• _Exercise objective_
Find every line below that contains the word "会议主题" and copy it out.

[start Provided entries]

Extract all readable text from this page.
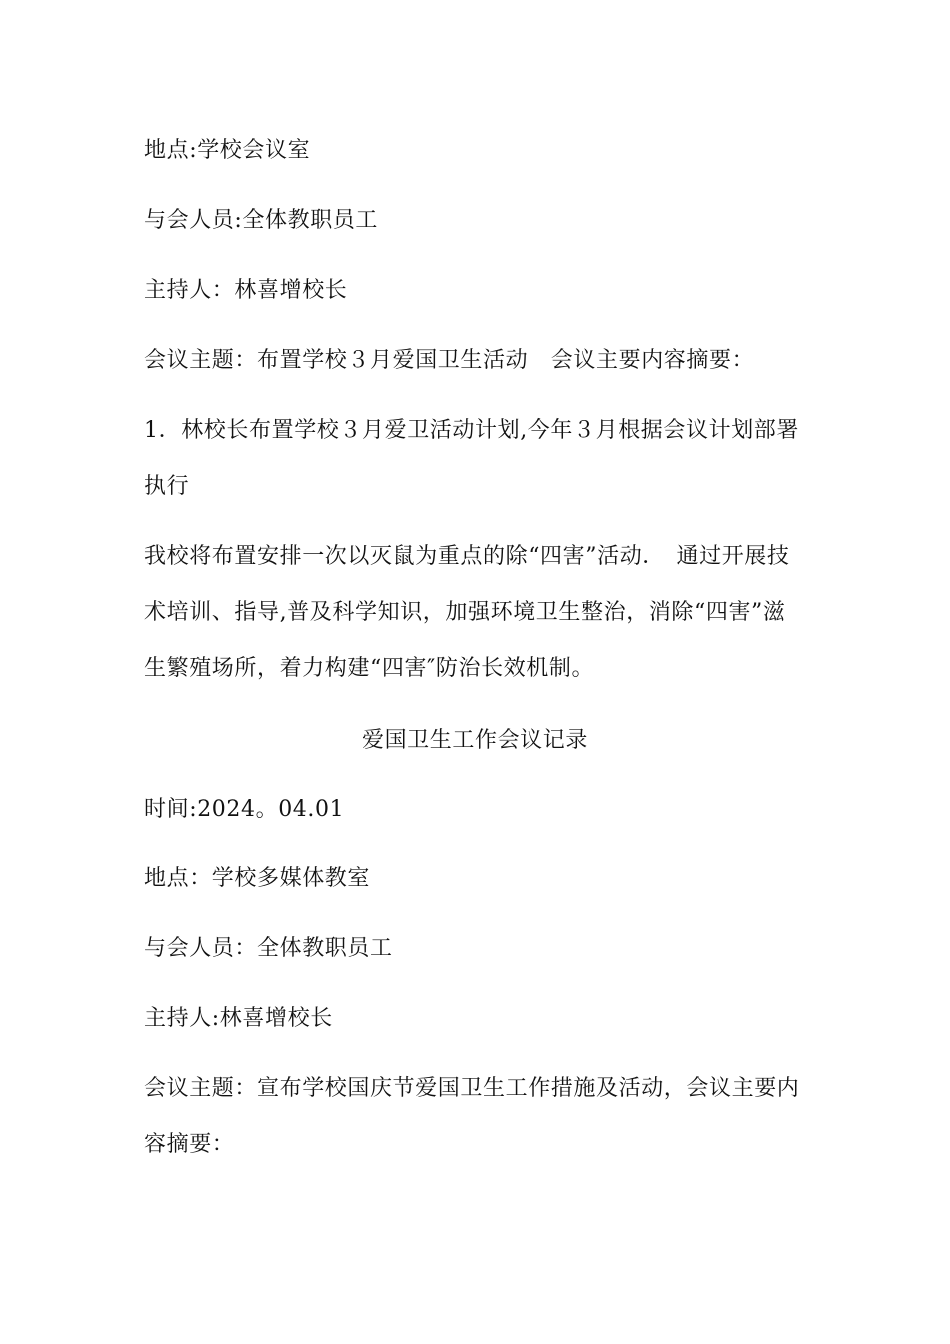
地点:学校会议室
与会人员:全体教职员工
主持人：林喜增校长
会议主题：布置学校３月爱国卫生活动　会议主要内容摘要：
1．林校长布置学校３月爱卫活动计划,今年３月根据会议计划部署
执行
我校将布置安排一次以灭鼠为重点的除“四害”活动．　通过开展技
术培训、指导,普及科学知识，加强环境卫生整治，消除“四害”滋
生繁殖场所，着力构建“四害″防治长效机制。
爱国卫生工作会议记录
时间:2024。04.01
地点：学校多媒体教室
与会人员：全体教职员工
主持人:林喜增校长
会议主题：宣布学校国庆节爱国卫生工作措施及活动，会议主要内
容摘要：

[end Provided entries]

• _Problem solution_
会议主题：布置学校３月爱国卫生活动　会议主要内容摘要：
会议主题：宣布学校国庆节爱国卫生工作措施及活动，会议主要内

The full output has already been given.